/---
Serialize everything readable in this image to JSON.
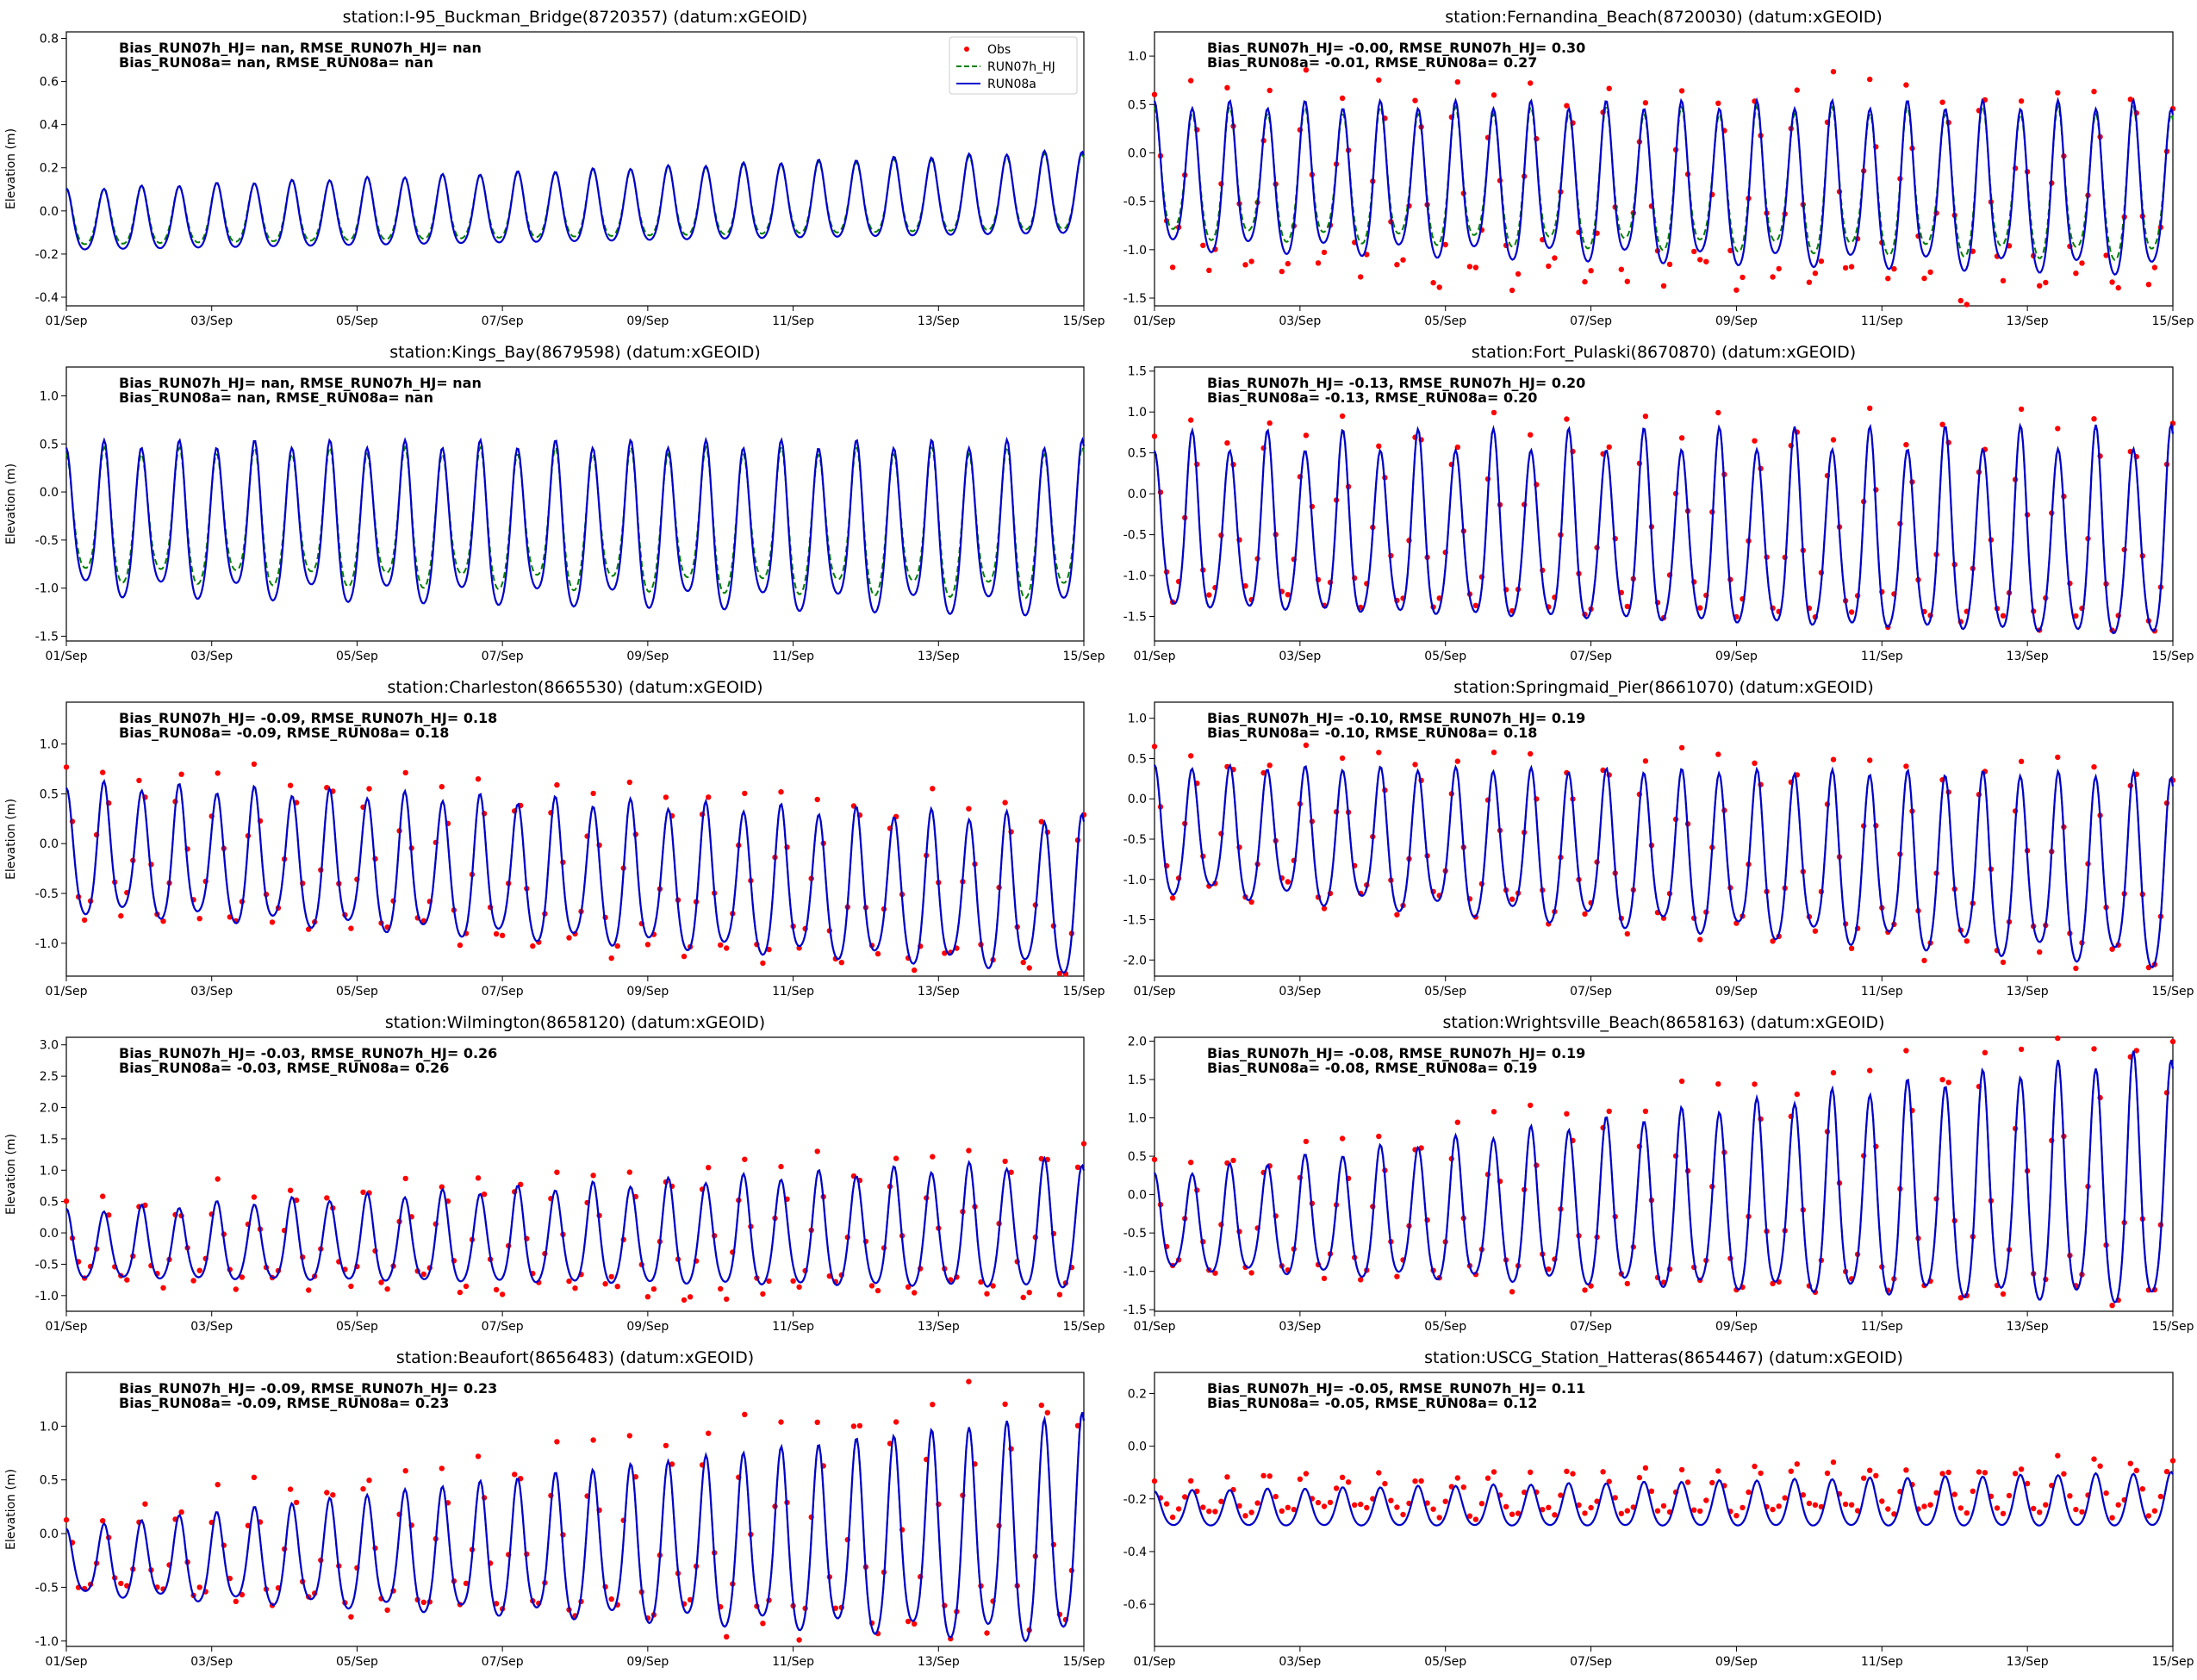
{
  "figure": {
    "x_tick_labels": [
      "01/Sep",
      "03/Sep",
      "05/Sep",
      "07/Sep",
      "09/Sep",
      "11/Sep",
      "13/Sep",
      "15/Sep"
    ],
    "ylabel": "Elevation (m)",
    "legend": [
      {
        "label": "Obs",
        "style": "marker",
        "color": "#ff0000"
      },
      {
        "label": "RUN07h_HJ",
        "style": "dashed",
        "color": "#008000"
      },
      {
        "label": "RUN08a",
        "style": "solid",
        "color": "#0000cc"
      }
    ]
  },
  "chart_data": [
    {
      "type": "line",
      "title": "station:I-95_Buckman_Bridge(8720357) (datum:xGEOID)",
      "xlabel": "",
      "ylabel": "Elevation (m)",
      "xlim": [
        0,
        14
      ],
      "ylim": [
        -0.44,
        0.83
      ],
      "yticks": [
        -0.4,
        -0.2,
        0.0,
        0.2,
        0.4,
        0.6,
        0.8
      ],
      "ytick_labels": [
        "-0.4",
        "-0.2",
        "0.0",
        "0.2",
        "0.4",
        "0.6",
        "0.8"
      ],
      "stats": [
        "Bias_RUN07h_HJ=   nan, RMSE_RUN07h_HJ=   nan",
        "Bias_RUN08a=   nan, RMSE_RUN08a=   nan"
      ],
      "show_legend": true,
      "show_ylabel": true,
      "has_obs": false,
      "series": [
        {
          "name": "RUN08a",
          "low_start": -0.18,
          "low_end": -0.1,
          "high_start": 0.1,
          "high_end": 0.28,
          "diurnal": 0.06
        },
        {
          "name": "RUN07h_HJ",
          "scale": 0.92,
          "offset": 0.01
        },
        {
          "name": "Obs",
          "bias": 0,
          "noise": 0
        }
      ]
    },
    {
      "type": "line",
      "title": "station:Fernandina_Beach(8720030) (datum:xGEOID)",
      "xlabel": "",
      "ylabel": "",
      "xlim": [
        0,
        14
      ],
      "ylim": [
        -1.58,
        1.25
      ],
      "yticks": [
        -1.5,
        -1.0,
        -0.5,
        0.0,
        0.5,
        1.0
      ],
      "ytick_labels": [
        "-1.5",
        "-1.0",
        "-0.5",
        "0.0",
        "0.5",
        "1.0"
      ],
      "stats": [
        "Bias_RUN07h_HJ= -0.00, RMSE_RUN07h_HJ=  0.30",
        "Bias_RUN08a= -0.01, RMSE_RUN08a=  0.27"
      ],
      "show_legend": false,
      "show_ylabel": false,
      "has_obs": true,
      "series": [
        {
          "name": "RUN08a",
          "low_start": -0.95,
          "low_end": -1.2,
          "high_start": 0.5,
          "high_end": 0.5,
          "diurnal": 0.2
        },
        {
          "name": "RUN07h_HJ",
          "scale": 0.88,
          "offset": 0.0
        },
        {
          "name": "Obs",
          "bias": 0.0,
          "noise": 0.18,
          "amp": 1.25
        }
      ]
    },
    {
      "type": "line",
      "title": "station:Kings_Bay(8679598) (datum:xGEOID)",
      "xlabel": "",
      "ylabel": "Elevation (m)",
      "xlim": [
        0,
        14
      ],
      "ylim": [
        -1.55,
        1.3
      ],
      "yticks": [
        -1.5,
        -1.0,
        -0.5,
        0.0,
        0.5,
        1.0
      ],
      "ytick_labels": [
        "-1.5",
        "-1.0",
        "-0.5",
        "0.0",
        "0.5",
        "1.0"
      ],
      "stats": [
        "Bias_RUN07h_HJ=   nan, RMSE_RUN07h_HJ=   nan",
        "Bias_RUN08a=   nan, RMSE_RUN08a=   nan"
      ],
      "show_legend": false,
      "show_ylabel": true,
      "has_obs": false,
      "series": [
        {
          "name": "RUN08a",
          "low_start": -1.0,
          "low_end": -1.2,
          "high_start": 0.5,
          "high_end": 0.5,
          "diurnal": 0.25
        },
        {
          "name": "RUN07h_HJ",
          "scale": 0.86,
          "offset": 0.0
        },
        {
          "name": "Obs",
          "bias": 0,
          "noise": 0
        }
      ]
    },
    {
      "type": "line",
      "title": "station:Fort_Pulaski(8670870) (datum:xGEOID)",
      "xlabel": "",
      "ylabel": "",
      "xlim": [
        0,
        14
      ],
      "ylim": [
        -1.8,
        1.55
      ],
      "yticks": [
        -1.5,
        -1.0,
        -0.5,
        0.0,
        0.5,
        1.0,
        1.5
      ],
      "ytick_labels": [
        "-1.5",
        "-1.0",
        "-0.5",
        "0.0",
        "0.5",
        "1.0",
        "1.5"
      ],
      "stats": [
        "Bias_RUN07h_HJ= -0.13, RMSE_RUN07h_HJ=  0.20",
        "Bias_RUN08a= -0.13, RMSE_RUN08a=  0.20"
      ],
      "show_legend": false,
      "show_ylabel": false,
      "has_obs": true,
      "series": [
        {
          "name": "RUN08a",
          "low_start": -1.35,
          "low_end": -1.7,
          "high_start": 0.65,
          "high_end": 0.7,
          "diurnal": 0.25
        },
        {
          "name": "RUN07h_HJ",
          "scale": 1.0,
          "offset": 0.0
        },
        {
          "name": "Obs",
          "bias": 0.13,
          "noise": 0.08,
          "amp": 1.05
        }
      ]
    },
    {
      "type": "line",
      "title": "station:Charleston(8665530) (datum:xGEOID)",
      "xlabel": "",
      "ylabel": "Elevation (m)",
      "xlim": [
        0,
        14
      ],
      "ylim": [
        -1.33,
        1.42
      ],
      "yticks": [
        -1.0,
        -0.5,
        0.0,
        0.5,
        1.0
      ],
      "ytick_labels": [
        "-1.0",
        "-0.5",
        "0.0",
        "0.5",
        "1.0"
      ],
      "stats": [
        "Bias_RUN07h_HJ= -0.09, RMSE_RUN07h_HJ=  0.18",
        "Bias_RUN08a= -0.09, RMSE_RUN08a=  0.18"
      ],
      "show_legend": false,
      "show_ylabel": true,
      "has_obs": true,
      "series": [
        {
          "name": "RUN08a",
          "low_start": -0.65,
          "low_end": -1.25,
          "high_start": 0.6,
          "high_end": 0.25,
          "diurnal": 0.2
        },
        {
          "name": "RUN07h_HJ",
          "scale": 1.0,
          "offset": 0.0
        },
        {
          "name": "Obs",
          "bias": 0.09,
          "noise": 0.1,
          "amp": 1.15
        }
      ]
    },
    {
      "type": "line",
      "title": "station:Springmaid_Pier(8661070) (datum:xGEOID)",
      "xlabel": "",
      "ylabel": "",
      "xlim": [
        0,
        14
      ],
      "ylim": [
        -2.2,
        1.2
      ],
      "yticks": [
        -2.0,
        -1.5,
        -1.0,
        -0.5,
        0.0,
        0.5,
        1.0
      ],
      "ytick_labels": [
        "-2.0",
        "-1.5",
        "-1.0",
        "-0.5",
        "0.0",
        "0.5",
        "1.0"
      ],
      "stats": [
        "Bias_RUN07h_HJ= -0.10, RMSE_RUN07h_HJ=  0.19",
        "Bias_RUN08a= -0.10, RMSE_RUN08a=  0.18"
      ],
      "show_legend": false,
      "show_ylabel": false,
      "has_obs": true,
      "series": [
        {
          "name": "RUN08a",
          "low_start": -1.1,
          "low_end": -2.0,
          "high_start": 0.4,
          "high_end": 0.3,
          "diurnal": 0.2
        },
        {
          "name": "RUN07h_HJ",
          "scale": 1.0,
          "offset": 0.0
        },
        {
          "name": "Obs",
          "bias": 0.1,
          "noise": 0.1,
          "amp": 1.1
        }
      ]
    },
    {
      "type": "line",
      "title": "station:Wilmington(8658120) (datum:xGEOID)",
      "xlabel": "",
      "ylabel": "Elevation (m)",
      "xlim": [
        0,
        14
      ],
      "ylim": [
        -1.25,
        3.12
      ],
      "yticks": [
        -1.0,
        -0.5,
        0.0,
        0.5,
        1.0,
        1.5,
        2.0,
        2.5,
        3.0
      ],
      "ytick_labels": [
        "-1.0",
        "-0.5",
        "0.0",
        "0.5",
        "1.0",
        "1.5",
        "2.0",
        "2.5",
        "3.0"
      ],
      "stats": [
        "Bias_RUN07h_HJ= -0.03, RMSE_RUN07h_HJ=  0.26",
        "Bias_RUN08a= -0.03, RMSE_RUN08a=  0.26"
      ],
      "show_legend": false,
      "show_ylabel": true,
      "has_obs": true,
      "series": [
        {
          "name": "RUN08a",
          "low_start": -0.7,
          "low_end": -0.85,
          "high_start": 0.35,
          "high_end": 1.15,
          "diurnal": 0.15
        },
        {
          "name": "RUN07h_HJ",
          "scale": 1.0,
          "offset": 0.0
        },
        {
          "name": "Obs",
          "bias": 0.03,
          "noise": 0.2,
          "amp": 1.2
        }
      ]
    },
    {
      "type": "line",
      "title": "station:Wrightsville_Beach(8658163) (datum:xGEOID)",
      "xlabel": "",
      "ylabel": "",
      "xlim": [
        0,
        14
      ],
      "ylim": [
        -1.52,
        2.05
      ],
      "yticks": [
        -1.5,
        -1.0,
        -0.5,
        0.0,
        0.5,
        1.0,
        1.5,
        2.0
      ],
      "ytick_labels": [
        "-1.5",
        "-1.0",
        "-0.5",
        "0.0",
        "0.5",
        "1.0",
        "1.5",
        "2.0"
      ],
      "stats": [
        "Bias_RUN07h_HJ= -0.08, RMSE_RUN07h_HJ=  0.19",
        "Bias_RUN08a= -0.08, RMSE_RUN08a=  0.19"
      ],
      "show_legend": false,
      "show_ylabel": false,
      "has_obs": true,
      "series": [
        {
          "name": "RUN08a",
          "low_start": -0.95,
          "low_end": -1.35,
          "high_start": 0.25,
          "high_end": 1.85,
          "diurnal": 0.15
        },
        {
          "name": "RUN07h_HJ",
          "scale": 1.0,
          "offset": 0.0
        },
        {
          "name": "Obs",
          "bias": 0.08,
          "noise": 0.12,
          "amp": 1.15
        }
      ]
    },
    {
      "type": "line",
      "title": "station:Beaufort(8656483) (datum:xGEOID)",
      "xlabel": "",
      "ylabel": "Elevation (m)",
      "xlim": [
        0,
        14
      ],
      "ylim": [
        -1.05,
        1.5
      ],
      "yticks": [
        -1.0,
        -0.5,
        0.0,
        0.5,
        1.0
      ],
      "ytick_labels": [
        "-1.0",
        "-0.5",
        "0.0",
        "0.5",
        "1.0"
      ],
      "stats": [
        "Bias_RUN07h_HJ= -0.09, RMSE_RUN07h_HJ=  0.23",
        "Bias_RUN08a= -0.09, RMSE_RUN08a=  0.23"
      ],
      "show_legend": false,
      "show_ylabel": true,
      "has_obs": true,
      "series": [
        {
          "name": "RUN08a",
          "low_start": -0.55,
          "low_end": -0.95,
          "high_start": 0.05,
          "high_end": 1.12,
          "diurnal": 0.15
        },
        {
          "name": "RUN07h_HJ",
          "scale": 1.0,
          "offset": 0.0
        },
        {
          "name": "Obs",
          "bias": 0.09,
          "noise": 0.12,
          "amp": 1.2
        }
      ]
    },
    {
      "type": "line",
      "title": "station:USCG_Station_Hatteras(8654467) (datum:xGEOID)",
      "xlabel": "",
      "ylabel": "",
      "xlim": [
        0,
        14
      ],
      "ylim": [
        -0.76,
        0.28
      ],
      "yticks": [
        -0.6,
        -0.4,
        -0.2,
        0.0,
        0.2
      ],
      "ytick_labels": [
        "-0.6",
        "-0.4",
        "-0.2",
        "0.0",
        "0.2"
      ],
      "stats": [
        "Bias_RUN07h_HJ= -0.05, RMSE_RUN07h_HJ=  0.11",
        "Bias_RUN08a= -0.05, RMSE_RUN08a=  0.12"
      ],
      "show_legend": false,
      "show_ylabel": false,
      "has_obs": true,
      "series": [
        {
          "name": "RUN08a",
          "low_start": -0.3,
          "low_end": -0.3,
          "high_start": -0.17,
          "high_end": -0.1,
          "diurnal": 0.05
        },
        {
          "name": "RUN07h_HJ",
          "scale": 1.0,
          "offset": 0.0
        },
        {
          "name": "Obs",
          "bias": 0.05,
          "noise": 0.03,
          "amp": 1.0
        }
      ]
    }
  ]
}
\---
* Objective
Find all lines where the word "datum" appears. Copy them.

* Result for this exercise
      "title": "station:I-95_Buckman_Bridge(8720357) (datum:xGEOID)",
      "title": "station:Fernandina_Beach(8720030) (datum:xGEOID)",
      "title": "station:Kings_Bay(8679598) (datum:xGEOID)",
      "title": "station:Fort_Pulaski(8670870) (datum:xGEOID)",
      "title": "station:Charleston(8665530) (datum:xGEOID)",
      "title": "station:Springmaid_Pier(8661070) (datum:xGEOID)",
      "title": "station:Wilmington(8658120) (datum:xGEOID)",
      "title": "station:Wrightsville_Beach(8658163) (datum:xGEOID)",
      "title": "station:Beaufort(8656483) (datum:xGEOID)",
      "title": "station:USCG_Station_Hatteras(8654467) (datum:xGEOID)",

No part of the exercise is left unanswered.